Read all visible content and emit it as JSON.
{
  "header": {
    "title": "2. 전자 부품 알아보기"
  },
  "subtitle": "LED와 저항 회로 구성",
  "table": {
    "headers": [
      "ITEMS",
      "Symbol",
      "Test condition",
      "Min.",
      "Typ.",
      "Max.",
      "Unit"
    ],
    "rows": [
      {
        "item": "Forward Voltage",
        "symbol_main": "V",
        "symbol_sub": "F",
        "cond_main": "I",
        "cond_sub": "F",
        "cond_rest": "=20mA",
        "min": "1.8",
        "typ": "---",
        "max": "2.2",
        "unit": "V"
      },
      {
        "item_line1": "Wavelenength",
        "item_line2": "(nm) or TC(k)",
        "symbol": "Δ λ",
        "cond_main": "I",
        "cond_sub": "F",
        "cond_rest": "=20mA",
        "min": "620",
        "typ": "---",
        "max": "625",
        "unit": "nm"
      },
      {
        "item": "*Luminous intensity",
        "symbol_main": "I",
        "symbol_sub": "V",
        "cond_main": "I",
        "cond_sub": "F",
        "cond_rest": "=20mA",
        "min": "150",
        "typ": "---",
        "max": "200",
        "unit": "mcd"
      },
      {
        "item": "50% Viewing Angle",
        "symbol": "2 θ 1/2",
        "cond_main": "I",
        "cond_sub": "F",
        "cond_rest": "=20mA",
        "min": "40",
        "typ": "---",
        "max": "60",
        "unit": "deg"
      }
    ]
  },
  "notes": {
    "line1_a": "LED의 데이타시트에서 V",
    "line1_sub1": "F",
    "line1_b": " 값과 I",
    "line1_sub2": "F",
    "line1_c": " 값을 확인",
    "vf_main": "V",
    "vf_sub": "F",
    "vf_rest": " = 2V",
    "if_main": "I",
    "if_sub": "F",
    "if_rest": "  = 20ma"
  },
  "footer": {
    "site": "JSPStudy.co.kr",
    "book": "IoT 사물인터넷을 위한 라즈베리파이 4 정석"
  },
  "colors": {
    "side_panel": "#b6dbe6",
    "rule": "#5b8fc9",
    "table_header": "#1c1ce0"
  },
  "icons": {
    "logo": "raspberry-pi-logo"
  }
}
::::::
■ Task objective
Please set down each line of the records exactly as given.

■ Task response
Read all visible content and emit it as JSON.
{
  "header": {
    "title": "2. 전자 부품 알아보기"
  },
  "subtitle": "LED와 저항 회로 구성",
  "table": {
    "headers": [
      "ITEMS",
      "Symbol",
      "Test condition",
      "Min.",
      "Typ.",
      "Max.",
      "Unit"
    ],
    "rows": [
      {
        "item": "Forward Voltage",
        "symbol_main": "V",
        "symbol_sub": "F",
        "cond_main": "I",
        "cond_sub": "F",
        "cond_rest": "=20mA",
        "min": "1.8",
        "typ": "---",
        "max": "2.2",
        "unit": "V"
      },
      {
        "item_line1": "Wavelenength",
        "item_line2": "(nm) or TC(k)",
        "symbol": "Δ λ",
        "cond_main": "I",
        "cond_sub": "F",
        "cond_rest": "=20mA",
        "min": "620",
        "typ": "---",
        "max": "625",
        "unit": "nm"
      },
      {
        "item": "*Luminous intensity",
        "symbol_main": "I",
        "symbol_sub": "V",
        "cond_main": "I",
        "cond_sub": "F",
        "cond_rest": "=20mA",
        "min": "150",
        "typ": "---",
        "max": "200",
        "unit": "mcd"
      },
      {
        "item": "50% Viewing Angle",
        "symbol": "2 θ 1/2",
        "cond_main": "I",
        "cond_sub": "F",
        "cond_rest": "=20mA",
        "min": "40",
        "typ": "---",
        "max": "60",
        "unit": "deg"
      }
    ]
  },
  "notes": {
    "line1_a": "LED의 데이타시트에서 V",
    "line1_sub1": "F",
    "line1_b": " 값과 I",
    "line1_sub2": "F",
    "line1_c": " 값을 확인",
    "vf_main": "V",
    "vf_sub": "F",
    "vf_rest": " = 2V",
    "if_main": "I",
    "if_sub": "F",
    "if_rest": "  = 20ma"
  },
  "footer": {
    "site": "JSPStudy.co.kr",
    "book": "IoT 사물인터넷을 위한 라즈베리파이 4 정석"
  },
  "colors": {
    "side_panel": "#b6dbe6",
    "rule": "#5b8fc9",
    "table_header": "#1c1ce0"
  },
  "icons": {
    "logo": "raspberry-pi-logo"
  }
}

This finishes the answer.